● Written request
Each entry that follows must be output without any deviation.

------ Record list

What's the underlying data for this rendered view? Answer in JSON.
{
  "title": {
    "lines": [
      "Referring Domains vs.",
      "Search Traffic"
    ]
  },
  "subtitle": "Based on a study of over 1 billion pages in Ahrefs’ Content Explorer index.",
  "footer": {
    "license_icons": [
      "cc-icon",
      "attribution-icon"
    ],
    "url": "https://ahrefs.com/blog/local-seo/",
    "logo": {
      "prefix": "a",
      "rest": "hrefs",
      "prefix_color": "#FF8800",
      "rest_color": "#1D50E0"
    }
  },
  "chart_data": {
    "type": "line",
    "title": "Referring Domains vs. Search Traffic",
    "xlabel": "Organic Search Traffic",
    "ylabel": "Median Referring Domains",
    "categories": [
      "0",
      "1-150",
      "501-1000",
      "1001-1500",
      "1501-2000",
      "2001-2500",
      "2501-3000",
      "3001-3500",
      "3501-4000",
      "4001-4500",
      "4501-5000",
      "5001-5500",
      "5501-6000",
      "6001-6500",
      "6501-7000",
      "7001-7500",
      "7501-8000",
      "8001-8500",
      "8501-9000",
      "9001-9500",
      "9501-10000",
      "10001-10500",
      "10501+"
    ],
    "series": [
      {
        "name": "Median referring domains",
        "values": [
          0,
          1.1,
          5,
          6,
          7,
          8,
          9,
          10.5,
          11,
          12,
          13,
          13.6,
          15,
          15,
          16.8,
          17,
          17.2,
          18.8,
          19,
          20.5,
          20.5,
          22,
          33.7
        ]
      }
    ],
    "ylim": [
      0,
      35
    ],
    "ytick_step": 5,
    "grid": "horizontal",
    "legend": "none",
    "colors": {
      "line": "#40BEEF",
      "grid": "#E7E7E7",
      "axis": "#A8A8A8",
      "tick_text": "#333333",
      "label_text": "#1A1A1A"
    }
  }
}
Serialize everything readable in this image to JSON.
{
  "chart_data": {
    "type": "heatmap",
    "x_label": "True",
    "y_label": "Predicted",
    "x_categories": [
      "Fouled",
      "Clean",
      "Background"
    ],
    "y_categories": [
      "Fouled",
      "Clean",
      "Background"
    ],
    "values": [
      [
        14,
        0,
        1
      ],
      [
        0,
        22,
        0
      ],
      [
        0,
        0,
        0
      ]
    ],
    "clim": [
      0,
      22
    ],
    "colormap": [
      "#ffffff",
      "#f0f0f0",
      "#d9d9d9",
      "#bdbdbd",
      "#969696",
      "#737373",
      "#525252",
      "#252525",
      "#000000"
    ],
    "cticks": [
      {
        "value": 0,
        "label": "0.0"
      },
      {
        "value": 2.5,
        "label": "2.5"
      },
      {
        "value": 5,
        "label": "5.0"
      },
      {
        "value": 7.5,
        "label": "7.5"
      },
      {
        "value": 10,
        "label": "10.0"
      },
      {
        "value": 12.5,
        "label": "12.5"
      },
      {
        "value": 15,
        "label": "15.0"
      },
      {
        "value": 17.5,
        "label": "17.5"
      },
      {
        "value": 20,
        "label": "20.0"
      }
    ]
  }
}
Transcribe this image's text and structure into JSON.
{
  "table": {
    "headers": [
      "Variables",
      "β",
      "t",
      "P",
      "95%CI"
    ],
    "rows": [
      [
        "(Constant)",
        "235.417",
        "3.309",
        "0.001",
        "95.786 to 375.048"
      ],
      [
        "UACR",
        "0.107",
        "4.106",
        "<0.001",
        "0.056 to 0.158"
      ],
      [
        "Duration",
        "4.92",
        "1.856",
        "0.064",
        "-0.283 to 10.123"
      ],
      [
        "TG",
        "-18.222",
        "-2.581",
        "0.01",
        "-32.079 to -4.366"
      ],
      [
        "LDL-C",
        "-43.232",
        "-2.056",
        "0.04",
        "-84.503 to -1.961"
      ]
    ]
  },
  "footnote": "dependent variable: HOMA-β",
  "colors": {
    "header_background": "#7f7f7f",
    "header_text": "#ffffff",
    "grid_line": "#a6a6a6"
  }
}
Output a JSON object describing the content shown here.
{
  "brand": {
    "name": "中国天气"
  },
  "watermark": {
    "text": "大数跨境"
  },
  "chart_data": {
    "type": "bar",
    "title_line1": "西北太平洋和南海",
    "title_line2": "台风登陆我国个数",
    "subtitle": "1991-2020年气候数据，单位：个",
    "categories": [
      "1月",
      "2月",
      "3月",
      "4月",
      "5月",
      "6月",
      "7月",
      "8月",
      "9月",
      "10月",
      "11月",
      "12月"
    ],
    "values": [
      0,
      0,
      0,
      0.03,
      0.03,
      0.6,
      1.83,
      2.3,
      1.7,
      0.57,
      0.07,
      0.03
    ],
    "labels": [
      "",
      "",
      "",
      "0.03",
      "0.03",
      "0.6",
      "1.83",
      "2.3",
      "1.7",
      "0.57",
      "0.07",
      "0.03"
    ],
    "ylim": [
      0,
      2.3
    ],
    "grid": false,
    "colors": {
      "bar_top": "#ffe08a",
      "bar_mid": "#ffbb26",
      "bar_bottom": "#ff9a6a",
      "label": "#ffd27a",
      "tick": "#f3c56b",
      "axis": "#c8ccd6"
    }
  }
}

------------

● The solution
What's the underlying data for this rendered view? Answer in JSON.
{
  "title": {
    "lines": [
      "Referring Domains vs.",
      "Search Traffic"
    ]
  },
  "subtitle": "Based on a study of over 1 billion pages in Ahrefs’ Content Explorer index.",
  "footer": {
    "license_icons": [
      "cc-icon",
      "attribution-icon"
    ],
    "url": "https://ahrefs.com/blog/local-seo/",
    "logo": {
      "prefix": "a",
      "rest": "hrefs",
      "prefix_color": "#FF8800",
      "rest_color": "#1D50E0"
    }
  },
  "chart_data": {
    "type": "line",
    "title": "Referring Domains vs. Search Traffic",
    "xlabel": "Organic Search Traffic",
    "ylabel": "Median Referring Domains",
    "categories": [
      "0",
      "1-150",
      "501-1000",
      "1001-1500",
      "1501-2000",
      "2001-2500",
      "2501-3000",
      "3001-3500",
      "3501-4000",
      "4001-4500",
      "4501-5000",
      "5001-5500",
      "5501-6000",
      "6001-6500",
      "6501-7000",
      "7001-7500",
      "7501-8000",
      "8001-8500",
      "8501-9000",
      "9001-9500",
      "9501-10000",
      "10001-10500",
      "10501+"
    ],
    "series": [
      {
        "name": "Median referring domains",
        "values": [
          0,
          1.1,
          5,
          6,
          7,
          8,
          9,
          10.5,
          11,
          12,
          13,
          13.6,
          15,
          15,
          16.8,
          17,
          17.2,
          18.8,
          19,
          20.5,
          20.5,
          22,
          33.7
        ]
      }
    ],
    "ylim": [
      0,
      35
    ],
    "ytick_step": 5,
    "grid": "horizontal",
    "legend": "none",
    "colors": {
      "line": "#40BEEF",
      "grid": "#E7E7E7",
      "axis": "#A8A8A8",
      "tick_text": "#333333",
      "label_text": "#1A1A1A"
    }
  }
}
Serialize everything readable in this image to JSON.
{
  "chart_data": {
    "type": "heatmap",
    "x_label": "True",
    "y_label": "Predicted",
    "x_categories": [
      "Fouled",
      "Clean",
      "Background"
    ],
    "y_categories": [
      "Fouled",
      "Clean",
      "Background"
    ],
    "values": [
      [
        14,
        0,
        1
      ],
      [
        0,
        22,
        0
      ],
      [
        0,
        0,
        0
      ]
    ],
    "clim": [
      0,
      22
    ],
    "colormap": [
      "#ffffff",
      "#f0f0f0",
      "#d9d9d9",
      "#bdbdbd",
      "#969696",
      "#737373",
      "#525252",
      "#252525",
      "#000000"
    ],
    "cticks": [
      {
        "value": 0,
        "label": "0.0"
      },
      {
        "value": 2.5,
        "label": "2.5"
      },
      {
        "value": 5,
        "label": "5.0"
      },
      {
        "value": 7.5,
        "label": "7.5"
      },
      {
        "value": 10,
        "label": "10.0"
      },
      {
        "value": 12.5,
        "label": "12.5"
      },
      {
        "value": 15,
        "label": "15.0"
      },
      {
        "value": 17.5,
        "label": "17.5"
      },
      {
        "value": 20,
        "label": "20.0"
      }
    ]
  }
}
Transcribe this image's text and structure into JSON.
{
  "table": {
    "headers": [
      "Variables",
      "β",
      "t",
      "P",
      "95%CI"
    ],
    "rows": [
      [
        "(Constant)",
        "235.417",
        "3.309",
        "0.001",
        "95.786 to 375.048"
      ],
      [
        "UACR",
        "0.107",
        "4.106",
        "<0.001",
        "0.056 to 0.158"
      ],
      [
        "Duration",
        "4.92",
        "1.856",
        "0.064",
        "-0.283 to 10.123"
      ],
      [
        "TG",
        "-18.222",
        "-2.581",
        "0.01",
        "-32.079 to -4.366"
      ],
      [
        "LDL-C",
        "-43.232",
        "-2.056",
        "0.04",
        "-84.503 to -1.961"
      ]
    ]
  },
  "footnote": "dependent variable: HOMA-β",
  "colors": {
    "header_background": "#7f7f7f",
    "header_text": "#ffffff",
    "grid_line": "#a6a6a6"
  }
}
Output a JSON object describing the content shown here.
{
  "brand": {
    "name": "中国天气"
  },
  "watermark": {
    "text": "大数跨境"
  },
  "chart_data": {
    "type": "bar",
    "title_line1": "西北太平洋和南海",
    "title_line2": "台风登陆我国个数",
    "subtitle": "1991-2020年气候数据，单位：个",
    "categories": [
      "1月",
      "2月",
      "3月",
      "4月",
      "5月",
      "6月",
      "7月",
      "8月",
      "9月",
      "10月",
      "11月",
      "12月"
    ],
    "values": [
      0,
      0,
      0,
      0.03,
      0.03,
      0.6,
      1.83,
      2.3,
      1.7,
      0.57,
      0.07,
      0.03
    ],
    "labels": [
      "",
      "",
      "",
      "0.03",
      "0.03",
      "0.6",
      "1.83",
      "2.3",
      "1.7",
      "0.57",
      "0.07",
      "0.03"
    ],
    "ylim": [
      0,
      2.3
    ],
    "grid": false,
    "colors": {
      "bar_top": "#ffe08a",
      "bar_mid": "#ffbb26",
      "bar_bottom": "#ff9a6a",
      "label": "#ffd27a",
      "tick": "#f3c56b",
      "axis": "#c8ccd6"
    }
  }
}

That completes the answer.